## [Problem to work on]
Quote all of the data below exactly, please.

## [Task material]
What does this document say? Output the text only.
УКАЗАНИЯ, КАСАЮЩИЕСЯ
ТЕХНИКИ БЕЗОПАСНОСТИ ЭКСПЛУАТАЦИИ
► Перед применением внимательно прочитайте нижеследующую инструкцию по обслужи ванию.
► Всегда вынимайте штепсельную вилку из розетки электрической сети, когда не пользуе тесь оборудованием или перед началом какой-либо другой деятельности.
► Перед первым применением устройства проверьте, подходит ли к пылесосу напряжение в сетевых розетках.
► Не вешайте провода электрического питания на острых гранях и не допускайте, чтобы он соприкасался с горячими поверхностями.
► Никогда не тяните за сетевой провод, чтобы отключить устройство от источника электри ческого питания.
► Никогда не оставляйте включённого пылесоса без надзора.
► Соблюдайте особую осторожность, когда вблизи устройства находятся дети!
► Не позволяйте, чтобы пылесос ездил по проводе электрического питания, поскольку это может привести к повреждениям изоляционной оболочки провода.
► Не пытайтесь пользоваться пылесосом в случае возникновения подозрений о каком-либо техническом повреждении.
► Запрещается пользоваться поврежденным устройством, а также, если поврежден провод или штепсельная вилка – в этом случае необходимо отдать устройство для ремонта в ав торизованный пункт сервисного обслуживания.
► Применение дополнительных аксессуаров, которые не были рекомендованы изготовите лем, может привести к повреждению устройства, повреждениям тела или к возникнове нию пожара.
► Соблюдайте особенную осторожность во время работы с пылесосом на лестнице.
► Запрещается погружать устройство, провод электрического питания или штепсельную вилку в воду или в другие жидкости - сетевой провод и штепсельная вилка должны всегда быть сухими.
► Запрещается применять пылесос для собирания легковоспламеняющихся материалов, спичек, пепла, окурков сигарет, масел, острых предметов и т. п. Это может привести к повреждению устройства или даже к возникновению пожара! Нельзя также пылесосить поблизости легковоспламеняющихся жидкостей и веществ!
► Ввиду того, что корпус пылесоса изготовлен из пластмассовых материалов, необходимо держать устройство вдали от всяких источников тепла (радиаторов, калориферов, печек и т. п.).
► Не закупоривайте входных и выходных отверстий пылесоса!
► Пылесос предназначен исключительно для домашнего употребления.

## [Task solution]
What does this document say? Output the text only.
УКАЗАНИЯ, КАСАЮЩИЕСЯ
ТЕХНИКИ БЕЗОПАСНОСТИ ЭКСПЛУАТАЦИИ
► Перед применением внимательно прочитайте нижеследующую инструкцию по обслужи ванию.
► Всегда вынимайте штепсельную вилку из розетки электрической сети, когда не пользуе тесь оборудованием или перед началом какой-либо другой деятельности.
► Перед первым применением устройства проверьте, подходит ли к пылесосу напряжение в сетевых розетках.
► Не вешайте провода электрического питания на острых гранях и не допускайте, чтобы он соприкасался с горячими поверхностями.
► Никогда не тяните за сетевой провод, чтобы отключить устройство от источника электри ческого питания.
► Никогда не оставляйте включённого пылесоса без надзора.
► Соблюдайте особую осторожность, когда вблизи устройства находятся дети!
► Не позволяйте, чтобы пылесос ездил по проводе электрического питания, поскольку это может привести к повреждениям изоляционной оболочки провода.
► Не пытайтесь пользоваться пылесосом в случае возникновения подозрений о каком-либо техническом повреждении.
► Запрещается пользоваться поврежденным устройством, а также, если поврежден провод или штепсельная вилка – в этом случае необходимо отдать устройство для ремонта в ав торизованный пункт сервисного обслуживания.
► Применение дополнительных аксессуаров, которые не были рекомендованы изготовите лем, может привести к повреждению устройства, повреждениям тела или к возникнове нию пожара.
► Соблюдайте особенную осторожность во время работы с пылесосом на лестнице.
► Запрещается погружать устройство, провод электрического питания или штепсельную вилку в воду или в другие жидкости - сетевой провод и штепсельная вилка должны всегда быть сухими.
► Запрещается применять пылесос для собирания легковоспламеняющихся материалов, спичек, пепла, окурков сигарет, масел, острых предметов и т. п. Это может привести к повреждению устройства или даже к возникновению пожара! Нельзя также пылесосить поблизости легковоспламеняющихся жидкостей и веществ!
► Ввиду того, что корпус пылесоса изготовлен из пластмассовых материалов, необходимо держать устройство вдали от всяких источников тепла (радиаторов, калориферов, печек и т. п.).
► Не закупоривайте входных и выходных отверстий пылесоса!
► Пылесос предназначен исключительно для домашнего употребления.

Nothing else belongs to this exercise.